*Data excerpts:*
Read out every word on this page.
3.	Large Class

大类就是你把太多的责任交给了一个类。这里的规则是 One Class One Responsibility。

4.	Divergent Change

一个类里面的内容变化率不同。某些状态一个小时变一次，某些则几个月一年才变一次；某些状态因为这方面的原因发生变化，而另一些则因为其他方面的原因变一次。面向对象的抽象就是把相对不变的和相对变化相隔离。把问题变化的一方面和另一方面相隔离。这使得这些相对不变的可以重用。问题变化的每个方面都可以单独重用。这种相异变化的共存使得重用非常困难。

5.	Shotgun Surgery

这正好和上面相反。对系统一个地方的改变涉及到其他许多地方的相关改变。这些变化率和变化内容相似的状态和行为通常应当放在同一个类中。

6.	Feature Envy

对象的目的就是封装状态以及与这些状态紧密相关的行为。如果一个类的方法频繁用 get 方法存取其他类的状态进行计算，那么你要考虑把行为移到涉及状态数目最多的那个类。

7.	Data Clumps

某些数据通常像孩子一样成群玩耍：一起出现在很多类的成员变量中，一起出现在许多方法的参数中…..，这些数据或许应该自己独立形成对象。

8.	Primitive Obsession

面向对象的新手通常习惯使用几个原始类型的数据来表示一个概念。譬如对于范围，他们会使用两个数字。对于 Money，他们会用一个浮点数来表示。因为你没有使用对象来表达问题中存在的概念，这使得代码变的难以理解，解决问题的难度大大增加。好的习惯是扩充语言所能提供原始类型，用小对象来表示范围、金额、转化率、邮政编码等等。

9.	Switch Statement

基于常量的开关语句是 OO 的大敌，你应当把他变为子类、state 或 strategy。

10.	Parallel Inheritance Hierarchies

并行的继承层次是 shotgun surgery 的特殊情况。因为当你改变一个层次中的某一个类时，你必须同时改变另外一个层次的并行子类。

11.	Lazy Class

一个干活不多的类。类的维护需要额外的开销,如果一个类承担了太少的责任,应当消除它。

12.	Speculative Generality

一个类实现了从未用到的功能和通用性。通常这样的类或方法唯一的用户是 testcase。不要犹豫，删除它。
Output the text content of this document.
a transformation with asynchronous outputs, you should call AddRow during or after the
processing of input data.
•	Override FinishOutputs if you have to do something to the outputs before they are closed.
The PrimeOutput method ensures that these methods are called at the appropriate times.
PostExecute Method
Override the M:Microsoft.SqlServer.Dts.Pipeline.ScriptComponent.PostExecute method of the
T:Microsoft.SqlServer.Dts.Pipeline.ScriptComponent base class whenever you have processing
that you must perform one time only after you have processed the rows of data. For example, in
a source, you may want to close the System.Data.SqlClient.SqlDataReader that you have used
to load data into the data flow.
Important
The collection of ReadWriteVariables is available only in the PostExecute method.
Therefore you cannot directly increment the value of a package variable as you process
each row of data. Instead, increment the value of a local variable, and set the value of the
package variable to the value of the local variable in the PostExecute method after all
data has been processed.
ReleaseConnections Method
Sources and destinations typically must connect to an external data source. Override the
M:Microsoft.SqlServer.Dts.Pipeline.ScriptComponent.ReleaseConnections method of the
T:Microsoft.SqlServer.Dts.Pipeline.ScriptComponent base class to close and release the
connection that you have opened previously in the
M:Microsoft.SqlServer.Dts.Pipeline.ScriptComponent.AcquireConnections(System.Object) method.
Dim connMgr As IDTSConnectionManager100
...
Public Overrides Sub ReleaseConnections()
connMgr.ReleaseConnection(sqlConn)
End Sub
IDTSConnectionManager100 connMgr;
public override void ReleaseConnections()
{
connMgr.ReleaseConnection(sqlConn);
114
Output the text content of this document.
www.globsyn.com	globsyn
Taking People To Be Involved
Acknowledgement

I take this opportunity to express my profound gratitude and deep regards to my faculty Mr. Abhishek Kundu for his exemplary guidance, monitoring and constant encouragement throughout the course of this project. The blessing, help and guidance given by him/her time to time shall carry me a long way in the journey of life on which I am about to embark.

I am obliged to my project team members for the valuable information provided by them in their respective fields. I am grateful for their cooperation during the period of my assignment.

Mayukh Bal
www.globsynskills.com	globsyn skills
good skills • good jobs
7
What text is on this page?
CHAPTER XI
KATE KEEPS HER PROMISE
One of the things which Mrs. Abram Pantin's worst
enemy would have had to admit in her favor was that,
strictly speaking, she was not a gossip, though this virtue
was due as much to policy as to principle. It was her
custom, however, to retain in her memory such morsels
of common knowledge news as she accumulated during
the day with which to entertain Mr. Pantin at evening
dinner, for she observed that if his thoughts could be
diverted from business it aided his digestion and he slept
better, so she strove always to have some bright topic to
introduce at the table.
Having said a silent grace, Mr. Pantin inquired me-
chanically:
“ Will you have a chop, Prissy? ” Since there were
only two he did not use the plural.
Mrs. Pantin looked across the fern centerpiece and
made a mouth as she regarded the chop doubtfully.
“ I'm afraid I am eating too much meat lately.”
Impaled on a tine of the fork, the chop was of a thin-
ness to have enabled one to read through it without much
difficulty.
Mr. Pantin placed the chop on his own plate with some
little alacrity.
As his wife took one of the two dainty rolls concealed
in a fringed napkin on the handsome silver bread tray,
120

*Task objective:* Every line of the listing that holds "base" should be found and copied.

*Solution to this problem:*
T:Microsoft.SqlServer.Dts.Pipeline.ScriptComponent base class whenever you have processing
T:Microsoft.SqlServer.Dts.Pipeline.ScriptComponent base class to close and release the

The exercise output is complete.